▶ **Exercise aim**:
The listing below should be copied in full, word for word.

▶ **Extracted data**:
________

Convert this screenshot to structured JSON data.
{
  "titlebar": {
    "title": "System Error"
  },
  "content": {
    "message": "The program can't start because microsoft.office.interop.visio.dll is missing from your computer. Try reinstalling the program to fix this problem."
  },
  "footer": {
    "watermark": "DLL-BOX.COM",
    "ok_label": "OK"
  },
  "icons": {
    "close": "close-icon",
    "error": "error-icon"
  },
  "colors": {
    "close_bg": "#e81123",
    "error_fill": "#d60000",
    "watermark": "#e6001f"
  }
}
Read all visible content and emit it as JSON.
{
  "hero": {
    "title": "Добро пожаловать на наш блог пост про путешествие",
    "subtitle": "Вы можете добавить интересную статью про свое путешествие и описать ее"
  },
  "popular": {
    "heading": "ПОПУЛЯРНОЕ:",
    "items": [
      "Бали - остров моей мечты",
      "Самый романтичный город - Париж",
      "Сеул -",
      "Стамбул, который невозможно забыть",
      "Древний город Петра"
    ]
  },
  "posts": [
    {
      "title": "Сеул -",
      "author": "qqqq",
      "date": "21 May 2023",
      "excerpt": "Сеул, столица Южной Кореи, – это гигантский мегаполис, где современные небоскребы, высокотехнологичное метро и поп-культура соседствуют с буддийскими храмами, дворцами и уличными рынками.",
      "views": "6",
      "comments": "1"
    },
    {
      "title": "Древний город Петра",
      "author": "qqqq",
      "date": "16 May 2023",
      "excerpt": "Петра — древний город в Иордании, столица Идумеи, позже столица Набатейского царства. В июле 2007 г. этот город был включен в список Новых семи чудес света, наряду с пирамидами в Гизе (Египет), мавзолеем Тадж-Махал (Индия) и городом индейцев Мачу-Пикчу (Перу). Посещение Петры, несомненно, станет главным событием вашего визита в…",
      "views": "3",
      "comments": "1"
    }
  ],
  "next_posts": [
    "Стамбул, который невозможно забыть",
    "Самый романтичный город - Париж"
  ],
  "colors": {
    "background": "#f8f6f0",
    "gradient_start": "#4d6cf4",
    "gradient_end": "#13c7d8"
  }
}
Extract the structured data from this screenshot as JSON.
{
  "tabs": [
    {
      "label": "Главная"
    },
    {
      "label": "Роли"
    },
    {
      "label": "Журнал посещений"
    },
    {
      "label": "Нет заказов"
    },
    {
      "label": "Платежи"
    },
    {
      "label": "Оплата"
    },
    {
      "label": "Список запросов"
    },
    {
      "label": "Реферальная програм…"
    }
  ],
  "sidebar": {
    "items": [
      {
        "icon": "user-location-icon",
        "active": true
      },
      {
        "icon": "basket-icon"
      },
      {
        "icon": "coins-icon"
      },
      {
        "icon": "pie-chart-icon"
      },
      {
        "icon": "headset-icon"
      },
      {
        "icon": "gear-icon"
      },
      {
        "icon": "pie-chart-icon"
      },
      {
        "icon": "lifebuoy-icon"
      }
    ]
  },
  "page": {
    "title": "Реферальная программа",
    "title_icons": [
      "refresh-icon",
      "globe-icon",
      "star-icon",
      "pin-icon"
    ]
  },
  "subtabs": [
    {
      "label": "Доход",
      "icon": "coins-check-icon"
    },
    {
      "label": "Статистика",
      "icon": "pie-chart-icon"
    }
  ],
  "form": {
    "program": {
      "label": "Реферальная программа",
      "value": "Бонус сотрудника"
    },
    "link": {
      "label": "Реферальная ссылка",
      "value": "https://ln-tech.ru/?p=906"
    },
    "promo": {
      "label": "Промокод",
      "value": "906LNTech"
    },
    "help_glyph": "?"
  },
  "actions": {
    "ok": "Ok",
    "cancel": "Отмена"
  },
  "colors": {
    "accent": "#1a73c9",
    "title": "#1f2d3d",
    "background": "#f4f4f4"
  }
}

________

▶ **Task solution**:
Convert this screenshot to structured JSON data.
{
  "titlebar": {
    "title": "System Error"
  },
  "content": {
    "message": "The program can't start because microsoft.office.interop.visio.dll is missing from your computer. Try reinstalling the program to fix this problem."
  },
  "footer": {
    "watermark": "DLL-BOX.COM",
    "ok_label": "OK"
  },
  "icons": {
    "close": "close-icon",
    "error": "error-icon"
  },
  "colors": {
    "close_bg": "#e81123",
    "error_fill": "#d60000",
    "watermark": "#e6001f"
  }
}
Read all visible content and emit it as JSON.
{
  "hero": {
    "title": "Добро пожаловать на наш блог пост про путешествие",
    "subtitle": "Вы можете добавить интересную статью про свое путешествие и описать ее"
  },
  "popular": {
    "heading": "ПОПУЛЯРНОЕ:",
    "items": [
      "Бали - остров моей мечты",
      "Самый романтичный город - Париж",
      "Сеул -",
      "Стамбул, который невозможно забыть",
      "Древний город Петра"
    ]
  },
  "posts": [
    {
      "title": "Сеул -",
      "author": "qqqq",
      "date": "21 May 2023",
      "excerpt": "Сеул, столица Южной Кореи, – это гигантский мегаполис, где современные небоскребы, высокотехнологичное метро и поп-культура соседствуют с буддийскими храмами, дворцами и уличными рынками.",
      "views": "6",
      "comments": "1"
    },
    {
      "title": "Древний город Петра",
      "author": "qqqq",
      "date": "16 May 2023",
      "excerpt": "Петра — древний город в Иордании, столица Идумеи, позже столица Набатейского царства. В июле 2007 г. этот город был включен в список Новых семи чудес света, наряду с пирамидами в Гизе (Египет), мавзолеем Тадж-Махал (Индия) и городом индейцев Мачу-Пикчу (Перу). Посещение Петры, несомненно, станет главным событием вашего визита в…",
      "views": "3",
      "comments": "1"
    }
  ],
  "next_posts": [
    "Стамбул, который невозможно забыть",
    "Самый романтичный город - Париж"
  ],
  "colors": {
    "background": "#f8f6f0",
    "gradient_start": "#4d6cf4",
    "gradient_end": "#13c7d8"
  }
}
Extract the structured data from this screenshot as JSON.
{
  "tabs": [
    {
      "label": "Главная"
    },
    {
      "label": "Роли"
    },
    {
      "label": "Журнал посещений"
    },
    {
      "label": "Нет заказов"
    },
    {
      "label": "Платежи"
    },
    {
      "label": "Оплата"
    },
    {
      "label": "Список запросов"
    },
    {
      "label": "Реферальная програм…"
    }
  ],
  "sidebar": {
    "items": [
      {
        "icon": "user-location-icon",
        "active": true
      },
      {
        "icon": "basket-icon"
      },
      {
        "icon": "coins-icon"
      },
      {
        "icon": "pie-chart-icon"
      },
      {
        "icon": "headset-icon"
      },
      {
        "icon": "gear-icon"
      },
      {
        "icon": "pie-chart-icon"
      },
      {
        "icon": "lifebuoy-icon"
      }
    ]
  },
  "page": {
    "title": "Реферальная программа",
    "title_icons": [
      "refresh-icon",
      "globe-icon",
      "star-icon",
      "pin-icon"
    ]
  },
  "subtabs": [
    {
      "label": "Доход",
      "icon": "coins-check-icon"
    },
    {
      "label": "Статистика",
      "icon": "pie-chart-icon"
    }
  ],
  "form": {
    "program": {
      "label": "Реферальная программа",
      "value": "Бонус сотрудника"
    },
    "link": {
      "label": "Реферальная ссылка",
      "value": "https://ln-tech.ru/?p=906"
    },
    "promo": {
      "label": "Промокод",
      "value": "906LNTech"
    },
    "help_glyph": "?"
  },
  "actions": {
    "ok": "Ok",
    "cancel": "Отмена"
  },
  "colors": {
    "accent": "#1a73c9",
    "title": "#1f2d3d",
    "background": "#f4f4f4"
  }
}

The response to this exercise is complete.